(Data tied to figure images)

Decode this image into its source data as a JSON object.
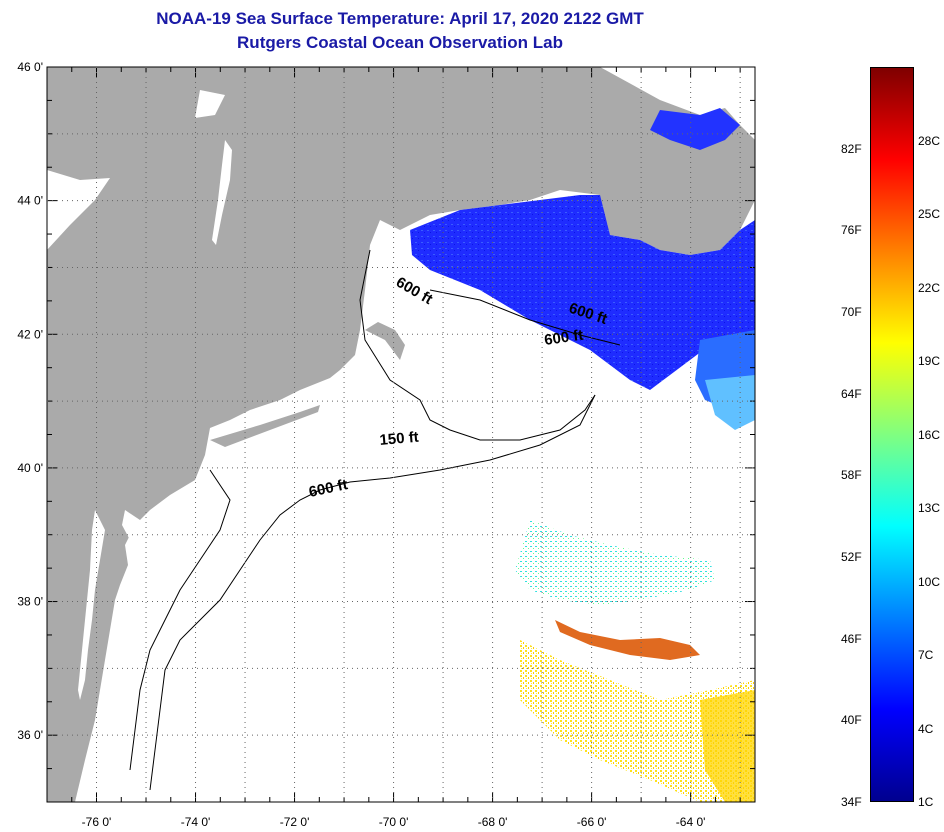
{
  "title": {
    "line1": "NOAA-19 Sea Surface Temperature:  April 17, 2020 2122 GMT",
    "line2": "Rutgers Coastal Ocean Observation Lab"
  },
  "map": {
    "lon_range": [
      -77.0,
      -62.7
    ],
    "lat_range": [
      35.0,
      46.0
    ],
    "lon_labels": [
      {
        "lon": -76,
        "text": "-76 0'"
      },
      {
        "lon": -74,
        "text": "-74 0'"
      },
      {
        "lon": -72,
        "text": "-72 0'"
      },
      {
        "lon": -70,
        "text": "-70 0'"
      },
      {
        "lon": -68,
        "text": "-68 0'"
      },
      {
        "lon": -66,
        "text": "-66 0'"
      },
      {
        "lon": -64,
        "text": "-64 0'"
      }
    ],
    "lat_labels": [
      {
        "lat": 46,
        "text": "46 0'"
      },
      {
        "lat": 44,
        "text": "44 0'"
      },
      {
        "lat": 42,
        "text": "42 0'"
      },
      {
        "lat": 40,
        "text": "40 0'"
      },
      {
        "lat": 38,
        "text": "38 0'"
      },
      {
        "lat": 36,
        "text": "36 0'"
      }
    ],
    "contour_labels": [
      "600 ft",
      "600 ft",
      "600 ft",
      "150 ft",
      "600 ft"
    ],
    "colors": {
      "land": "#aaaaaa",
      "ocean": "#ffffff",
      "grid": "#666666",
      "title": "#1a1aa6"
    }
  },
  "colorbar": {
    "fahrenheit": [
      "82F",
      "76F",
      "70F",
      "64F",
      "58F",
      "52F",
      "46F",
      "40F",
      "34F"
    ],
    "celsius": [
      "28C",
      "25C",
      "22C",
      "19C",
      "16C",
      "13C",
      "10C",
      "7C",
      "4C",
      "1C"
    ],
    "stops": [
      "#7f0000",
      "#ff0000",
      "#ff8000",
      "#ffff00",
      "#80ff80",
      "#00ffff",
      "#0080ff",
      "#0000ff",
      "#00008f"
    ]
  }
}
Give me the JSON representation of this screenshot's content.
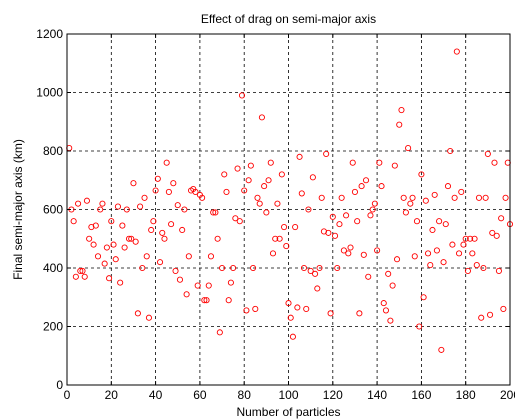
{
  "chart_data": {
    "type": "scatter",
    "title": "Effect of drag on semi-major axis",
    "xlabel": "Number of particles",
    "ylabel": "Final semi-major axis (km)",
    "xlim": [
      0,
      200
    ],
    "ylim": [
      0,
      1200
    ],
    "xticks": [
      "0",
      "20",
      "40",
      "60",
      "80",
      "100",
      "120",
      "140",
      "160",
      "180",
      "200"
    ],
    "yticks": [
      "0",
      "200",
      "400",
      "600",
      "800",
      "1000",
      "1200"
    ],
    "grid": true,
    "marker": "circle",
    "marker_color": "#ff0000",
    "points": [
      [
        1,
        810
      ],
      [
        2,
        600
      ],
      [
        3,
        560
      ],
      [
        4,
        370
      ],
      [
        5,
        620
      ],
      [
        6,
        390
      ],
      [
        7,
        390
      ],
      [
        8,
        370
      ],
      [
        9,
        630
      ],
      [
        10,
        500
      ],
      [
        11,
        540
      ],
      [
        12,
        480
      ],
      [
        13,
        545
      ],
      [
        14,
        440
      ],
      [
        15,
        600
      ],
      [
        16,
        620
      ],
      [
        17,
        415
      ],
      [
        18,
        470
      ],
      [
        19,
        365
      ],
      [
        20,
        560
      ],
      [
        21,
        480
      ],
      [
        22,
        430
      ],
      [
        23,
        610
      ],
      [
        24,
        350
      ],
      [
        25,
        545
      ],
      [
        26,
        470
      ],
      [
        27,
        600
      ],
      [
        28,
        500
      ],
      [
        29,
        500
      ],
      [
        30,
        690
      ],
      [
        31,
        490
      ],
      [
        32,
        245
      ],
      [
        33,
        610
      ],
      [
        34,
        400
      ],
      [
        35,
        640
      ],
      [
        36,
        440
      ],
      [
        37,
        230
      ],
      [
        38,
        530
      ],
      [
        39,
        560
      ],
      [
        40,
        665
      ],
      [
        41,
        705
      ],
      [
        42,
        420
      ],
      [
        43,
        520
      ],
      [
        44,
        500
      ],
      [
        45,
        760
      ],
      [
        46,
        660
      ],
      [
        47,
        550
      ],
      [
        48,
        690
      ],
      [
        49,
        390
      ],
      [
        50,
        615
      ],
      [
        51,
        360
      ],
      [
        52,
        530
      ],
      [
        53,
        600
      ],
      [
        54,
        310
      ],
      [
        55,
        440
      ],
      [
        56,
        665
      ],
      [
        57,
        670
      ],
      [
        58,
        660
      ],
      [
        59,
        340
      ],
      [
        60,
        650
      ],
      [
        61,
        640
      ],
      [
        62,
        290
      ],
      [
        63,
        290
      ],
      [
        64,
        340
      ],
      [
        65,
        440
      ],
      [
        66,
        590
      ],
      [
        67,
        590
      ],
      [
        68,
        500
      ],
      [
        69,
        180
      ],
      [
        70,
        400
      ],
      [
        71,
        720
      ],
      [
        72,
        660
      ],
      [
        73,
        290
      ],
      [
        74,
        350
      ],
      [
        75,
        400
      ],
      [
        76,
        570
      ],
      [
        77,
        740
      ],
      [
        78,
        560
      ],
      [
        79,
        990
      ],
      [
        80,
        665
      ],
      [
        81,
        255
      ],
      [
        82,
        700
      ],
      [
        83,
        750
      ],
      [
        84,
        400
      ],
      [
        85,
        260
      ],
      [
        86,
        640
      ],
      [
        87,
        620
      ],
      [
        88,
        915
      ],
      [
        89,
        680
      ],
      [
        90,
        590
      ],
      [
        91,
        700
      ],
      [
        92,
        760
      ],
      [
        93,
        450
      ],
      [
        94,
        500
      ],
      [
        95,
        620
      ],
      [
        96,
        500
      ],
      [
        97,
        720
      ],
      [
        98,
        540
      ],
      [
        99,
        475
      ],
      [
        100,
        280
      ],
      [
        101,
        230
      ],
      [
        102,
        165
      ],
      [
        103,
        540
      ],
      [
        104,
        265
      ],
      [
        105,
        780
      ],
      [
        106,
        655
      ],
      [
        107,
        400
      ],
      [
        108,
        260
      ],
      [
        109,
        600
      ],
      [
        110,
        390
      ],
      [
        111,
        710
      ],
      [
        112,
        380
      ],
      [
        113,
        330
      ],
      [
        114,
        400
      ],
      [
        115,
        640
      ],
      [
        116,
        525
      ],
      [
        117,
        790
      ],
      [
        118,
        520
      ],
      [
        119,
        245
      ],
      [
        120,
        575
      ],
      [
        121,
        510
      ],
      [
        122,
        400
      ],
      [
        123,
        550
      ],
      [
        124,
        640
      ],
      [
        125,
        460
      ],
      [
        126,
        580
      ],
      [
        127,
        450
      ],
      [
        128,
        470
      ],
      [
        129,
        760
      ],
      [
        130,
        660
      ],
      [
        131,
        560
      ],
      [
        132,
        245
      ],
      [
        133,
        680
      ],
      [
        134,
        445
      ],
      [
        135,
        700
      ],
      [
        136,
        370
      ],
      [
        137,
        580
      ],
      [
        138,
        600
      ],
      [
        139,
        620
      ],
      [
        140,
        460
      ],
      [
        141,
        760
      ],
      [
        142,
        680
      ],
      [
        143,
        280
      ],
      [
        144,
        255
      ],
      [
        145,
        380
      ],
      [
        146,
        220
      ],
      [
        147,
        340
      ],
      [
        148,
        750
      ],
      [
        149,
        430
      ],
      [
        150,
        890
      ],
      [
        151,
        940
      ],
      [
        152,
        640
      ],
      [
        153,
        590
      ],
      [
        154,
        810
      ],
      [
        155,
        620
      ],
      [
        156,
        640
      ],
      [
        157,
        440
      ],
      [
        158,
        560
      ],
      [
        159,
        200
      ],
      [
        160,
        720
      ],
      [
        161,
        300
      ],
      [
        162,
        630
      ],
      [
        163,
        450
      ],
      [
        164,
        410
      ],
      [
        165,
        530
      ],
      [
        166,
        650
      ],
      [
        167,
        460
      ],
      [
        168,
        560
      ],
      [
        169,
        120
      ],
      [
        170,
        420
      ],
      [
        171,
        550
      ],
      [
        172,
        680
      ],
      [
        173,
        800
      ],
      [
        174,
        480
      ],
      [
        175,
        640
      ],
      [
        176,
        1140
      ],
      [
        177,
        450
      ],
      [
        178,
        660
      ],
      [
        179,
        480
      ],
      [
        180,
        500
      ],
      [
        181,
        390
      ],
      [
        182,
        500
      ],
      [
        183,
        450
      ],
      [
        184,
        500
      ],
      [
        185,
        410
      ],
      [
        186,
        640
      ],
      [
        187,
        230
      ],
      [
        188,
        400
      ],
      [
        189,
        640
      ],
      [
        190,
        790
      ],
      [
        191,
        240
      ],
      [
        192,
        520
      ],
      [
        193,
        760
      ],
      [
        194,
        510
      ],
      [
        195,
        390
      ],
      [
        196,
        570
      ],
      [
        197,
        260
      ],
      [
        198,
        640
      ],
      [
        199,
        760
      ],
      [
        200,
        550
      ]
    ]
  }
}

Direction: The answer must consist solely of the number of lines in the entries that contain the word "semi".

Answer to this exercise: 2